◆ **Requirement**
Pick out the lines containing "subtitle".
····················
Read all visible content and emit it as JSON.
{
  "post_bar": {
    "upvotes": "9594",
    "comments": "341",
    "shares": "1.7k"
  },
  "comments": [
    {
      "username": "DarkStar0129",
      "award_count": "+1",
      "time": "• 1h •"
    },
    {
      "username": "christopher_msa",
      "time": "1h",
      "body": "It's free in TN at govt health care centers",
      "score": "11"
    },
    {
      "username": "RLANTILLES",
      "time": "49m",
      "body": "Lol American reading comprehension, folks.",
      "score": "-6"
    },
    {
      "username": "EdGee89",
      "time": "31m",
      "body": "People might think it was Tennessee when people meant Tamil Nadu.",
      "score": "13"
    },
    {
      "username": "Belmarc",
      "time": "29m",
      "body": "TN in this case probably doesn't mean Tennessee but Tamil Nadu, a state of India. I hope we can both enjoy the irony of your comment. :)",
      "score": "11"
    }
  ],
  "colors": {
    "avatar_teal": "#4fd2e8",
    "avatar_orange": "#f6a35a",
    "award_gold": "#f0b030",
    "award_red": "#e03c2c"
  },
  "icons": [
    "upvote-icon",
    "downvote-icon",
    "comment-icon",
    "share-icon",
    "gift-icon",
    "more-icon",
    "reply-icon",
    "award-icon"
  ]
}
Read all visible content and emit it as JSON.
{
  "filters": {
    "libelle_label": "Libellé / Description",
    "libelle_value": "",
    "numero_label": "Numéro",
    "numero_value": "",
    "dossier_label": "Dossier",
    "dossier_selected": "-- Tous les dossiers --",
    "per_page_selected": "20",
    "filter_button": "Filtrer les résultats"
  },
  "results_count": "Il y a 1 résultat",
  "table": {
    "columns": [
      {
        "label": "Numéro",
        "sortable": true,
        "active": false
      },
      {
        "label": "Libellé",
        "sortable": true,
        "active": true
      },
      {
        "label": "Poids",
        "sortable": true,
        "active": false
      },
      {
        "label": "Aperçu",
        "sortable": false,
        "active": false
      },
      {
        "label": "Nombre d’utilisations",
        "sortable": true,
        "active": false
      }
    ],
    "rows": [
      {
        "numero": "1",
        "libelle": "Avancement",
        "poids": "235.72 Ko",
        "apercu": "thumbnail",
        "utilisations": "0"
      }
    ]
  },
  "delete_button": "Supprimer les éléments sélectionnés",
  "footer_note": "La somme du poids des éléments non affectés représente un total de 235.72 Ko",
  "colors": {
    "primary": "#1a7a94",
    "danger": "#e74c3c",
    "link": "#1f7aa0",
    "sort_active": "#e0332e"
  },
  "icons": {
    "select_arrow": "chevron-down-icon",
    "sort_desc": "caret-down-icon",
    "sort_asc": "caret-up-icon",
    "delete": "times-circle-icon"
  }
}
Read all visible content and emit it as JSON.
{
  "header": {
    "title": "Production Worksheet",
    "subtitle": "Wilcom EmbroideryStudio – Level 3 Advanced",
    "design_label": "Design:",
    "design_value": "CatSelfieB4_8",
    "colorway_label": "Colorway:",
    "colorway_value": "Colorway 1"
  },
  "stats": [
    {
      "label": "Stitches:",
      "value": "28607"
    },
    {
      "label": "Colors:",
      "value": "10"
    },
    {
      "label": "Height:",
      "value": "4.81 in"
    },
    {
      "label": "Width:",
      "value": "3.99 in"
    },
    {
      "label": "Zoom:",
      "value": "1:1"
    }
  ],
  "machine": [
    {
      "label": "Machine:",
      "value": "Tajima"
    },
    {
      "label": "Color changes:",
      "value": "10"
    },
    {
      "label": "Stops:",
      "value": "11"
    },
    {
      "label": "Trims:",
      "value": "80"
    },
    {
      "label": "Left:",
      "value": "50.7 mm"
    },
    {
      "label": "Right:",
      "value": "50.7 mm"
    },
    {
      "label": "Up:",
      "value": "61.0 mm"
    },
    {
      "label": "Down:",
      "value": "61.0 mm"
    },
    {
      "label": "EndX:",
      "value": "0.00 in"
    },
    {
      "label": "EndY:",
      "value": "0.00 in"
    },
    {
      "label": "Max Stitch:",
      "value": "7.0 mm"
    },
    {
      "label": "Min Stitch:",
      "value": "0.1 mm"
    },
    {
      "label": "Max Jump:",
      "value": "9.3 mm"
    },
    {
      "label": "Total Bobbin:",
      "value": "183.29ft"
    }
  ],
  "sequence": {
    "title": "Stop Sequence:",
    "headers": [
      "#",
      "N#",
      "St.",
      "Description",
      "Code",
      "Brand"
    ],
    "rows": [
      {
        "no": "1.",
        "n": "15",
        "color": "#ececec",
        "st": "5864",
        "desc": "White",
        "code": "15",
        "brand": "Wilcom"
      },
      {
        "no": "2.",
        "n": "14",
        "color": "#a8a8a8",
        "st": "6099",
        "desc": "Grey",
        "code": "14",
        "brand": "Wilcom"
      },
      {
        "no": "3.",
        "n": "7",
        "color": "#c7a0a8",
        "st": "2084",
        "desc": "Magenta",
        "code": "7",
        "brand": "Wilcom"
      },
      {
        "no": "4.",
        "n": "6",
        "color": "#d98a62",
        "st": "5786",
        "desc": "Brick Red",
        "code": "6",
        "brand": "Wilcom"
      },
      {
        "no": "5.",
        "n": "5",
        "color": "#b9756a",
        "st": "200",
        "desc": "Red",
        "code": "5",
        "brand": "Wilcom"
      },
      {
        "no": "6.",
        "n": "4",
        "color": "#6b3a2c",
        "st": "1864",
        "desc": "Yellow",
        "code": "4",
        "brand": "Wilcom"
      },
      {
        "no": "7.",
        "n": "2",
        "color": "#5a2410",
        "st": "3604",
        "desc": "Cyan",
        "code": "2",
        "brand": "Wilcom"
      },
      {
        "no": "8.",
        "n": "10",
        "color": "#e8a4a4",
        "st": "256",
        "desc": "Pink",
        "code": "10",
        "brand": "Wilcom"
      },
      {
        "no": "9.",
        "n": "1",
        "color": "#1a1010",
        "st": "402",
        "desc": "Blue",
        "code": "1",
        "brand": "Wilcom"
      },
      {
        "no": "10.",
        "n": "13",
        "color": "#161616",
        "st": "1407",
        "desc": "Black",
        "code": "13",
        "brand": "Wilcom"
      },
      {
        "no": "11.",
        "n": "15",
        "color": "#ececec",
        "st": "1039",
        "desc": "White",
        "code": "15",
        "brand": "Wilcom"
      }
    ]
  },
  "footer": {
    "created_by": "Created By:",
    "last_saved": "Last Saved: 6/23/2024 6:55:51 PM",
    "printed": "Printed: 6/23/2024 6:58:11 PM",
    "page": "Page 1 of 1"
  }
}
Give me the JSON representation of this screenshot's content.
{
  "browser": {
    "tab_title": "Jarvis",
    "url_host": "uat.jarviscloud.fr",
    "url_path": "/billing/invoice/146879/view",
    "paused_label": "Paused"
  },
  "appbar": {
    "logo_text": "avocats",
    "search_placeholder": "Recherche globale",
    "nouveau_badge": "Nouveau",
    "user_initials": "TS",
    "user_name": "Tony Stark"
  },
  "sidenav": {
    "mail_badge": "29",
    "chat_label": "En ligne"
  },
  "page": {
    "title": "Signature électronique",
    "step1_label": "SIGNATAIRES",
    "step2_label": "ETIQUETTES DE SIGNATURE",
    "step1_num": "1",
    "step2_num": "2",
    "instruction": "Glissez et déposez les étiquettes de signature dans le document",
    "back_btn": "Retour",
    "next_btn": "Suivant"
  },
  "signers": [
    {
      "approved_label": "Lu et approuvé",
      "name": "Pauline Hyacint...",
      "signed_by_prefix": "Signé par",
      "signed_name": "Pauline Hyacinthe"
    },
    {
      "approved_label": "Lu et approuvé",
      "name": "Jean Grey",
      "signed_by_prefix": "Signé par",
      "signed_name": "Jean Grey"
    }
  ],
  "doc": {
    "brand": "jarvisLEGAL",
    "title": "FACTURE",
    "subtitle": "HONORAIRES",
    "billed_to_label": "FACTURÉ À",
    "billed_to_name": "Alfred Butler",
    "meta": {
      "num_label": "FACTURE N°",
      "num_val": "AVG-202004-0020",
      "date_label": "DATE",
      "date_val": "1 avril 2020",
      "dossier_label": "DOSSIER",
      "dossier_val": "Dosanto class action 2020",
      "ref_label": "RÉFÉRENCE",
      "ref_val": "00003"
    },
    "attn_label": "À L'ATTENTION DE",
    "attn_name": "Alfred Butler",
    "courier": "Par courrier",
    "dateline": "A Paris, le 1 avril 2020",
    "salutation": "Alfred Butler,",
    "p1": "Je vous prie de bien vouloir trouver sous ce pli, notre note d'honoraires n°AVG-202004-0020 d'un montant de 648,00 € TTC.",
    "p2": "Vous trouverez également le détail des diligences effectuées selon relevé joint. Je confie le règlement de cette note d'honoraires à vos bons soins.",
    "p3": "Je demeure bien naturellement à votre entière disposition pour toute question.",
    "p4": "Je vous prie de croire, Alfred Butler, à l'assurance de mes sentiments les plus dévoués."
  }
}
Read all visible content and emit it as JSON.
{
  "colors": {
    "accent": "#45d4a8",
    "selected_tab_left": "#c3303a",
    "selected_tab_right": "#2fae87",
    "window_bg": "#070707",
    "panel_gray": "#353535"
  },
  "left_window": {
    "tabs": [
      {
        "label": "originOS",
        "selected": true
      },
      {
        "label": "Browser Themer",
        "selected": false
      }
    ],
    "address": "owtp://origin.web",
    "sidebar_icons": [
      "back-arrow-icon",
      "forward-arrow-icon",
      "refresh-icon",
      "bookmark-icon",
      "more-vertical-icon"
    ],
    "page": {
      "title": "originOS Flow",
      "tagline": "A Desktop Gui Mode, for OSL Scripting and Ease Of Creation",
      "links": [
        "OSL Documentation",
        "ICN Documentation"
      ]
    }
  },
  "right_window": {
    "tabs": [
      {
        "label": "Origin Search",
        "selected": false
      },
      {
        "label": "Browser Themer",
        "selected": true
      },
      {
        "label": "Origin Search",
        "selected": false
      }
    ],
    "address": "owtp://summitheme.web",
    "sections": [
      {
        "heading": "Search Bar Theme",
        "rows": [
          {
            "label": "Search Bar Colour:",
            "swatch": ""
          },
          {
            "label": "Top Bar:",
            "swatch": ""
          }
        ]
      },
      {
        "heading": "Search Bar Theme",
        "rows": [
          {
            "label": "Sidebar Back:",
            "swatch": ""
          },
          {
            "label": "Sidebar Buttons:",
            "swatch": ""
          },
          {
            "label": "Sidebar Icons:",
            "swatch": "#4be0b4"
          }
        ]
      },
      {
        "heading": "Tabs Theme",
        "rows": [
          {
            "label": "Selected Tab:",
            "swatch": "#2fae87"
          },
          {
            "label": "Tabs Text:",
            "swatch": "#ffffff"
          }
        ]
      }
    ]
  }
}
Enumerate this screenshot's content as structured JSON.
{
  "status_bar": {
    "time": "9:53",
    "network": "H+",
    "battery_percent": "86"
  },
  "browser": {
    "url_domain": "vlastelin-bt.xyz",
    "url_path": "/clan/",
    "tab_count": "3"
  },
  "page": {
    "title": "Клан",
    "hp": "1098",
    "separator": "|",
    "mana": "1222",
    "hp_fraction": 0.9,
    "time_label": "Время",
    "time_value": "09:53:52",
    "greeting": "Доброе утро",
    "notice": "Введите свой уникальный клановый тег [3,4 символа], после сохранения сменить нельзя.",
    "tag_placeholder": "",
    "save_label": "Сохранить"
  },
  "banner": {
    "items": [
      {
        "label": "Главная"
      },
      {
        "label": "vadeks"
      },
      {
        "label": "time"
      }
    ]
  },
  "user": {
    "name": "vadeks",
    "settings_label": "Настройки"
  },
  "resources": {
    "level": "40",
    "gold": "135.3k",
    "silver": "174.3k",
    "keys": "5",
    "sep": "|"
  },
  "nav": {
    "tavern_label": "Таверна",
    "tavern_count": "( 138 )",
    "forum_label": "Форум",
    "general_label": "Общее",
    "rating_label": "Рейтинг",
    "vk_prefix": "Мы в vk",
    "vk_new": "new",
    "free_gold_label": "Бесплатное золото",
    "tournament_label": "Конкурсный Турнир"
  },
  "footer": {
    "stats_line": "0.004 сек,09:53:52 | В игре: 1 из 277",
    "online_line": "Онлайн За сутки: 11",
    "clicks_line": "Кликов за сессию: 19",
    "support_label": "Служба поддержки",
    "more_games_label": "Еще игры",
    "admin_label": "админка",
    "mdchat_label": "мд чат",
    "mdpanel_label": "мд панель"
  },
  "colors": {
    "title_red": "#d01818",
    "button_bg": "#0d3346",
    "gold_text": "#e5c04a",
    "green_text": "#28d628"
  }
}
····················
◆ **Result for this task**
    "subtitle": "Wilcom EmbroideryStudio – Level 3 Advanced",
    "subtitle": "HONORAIRES",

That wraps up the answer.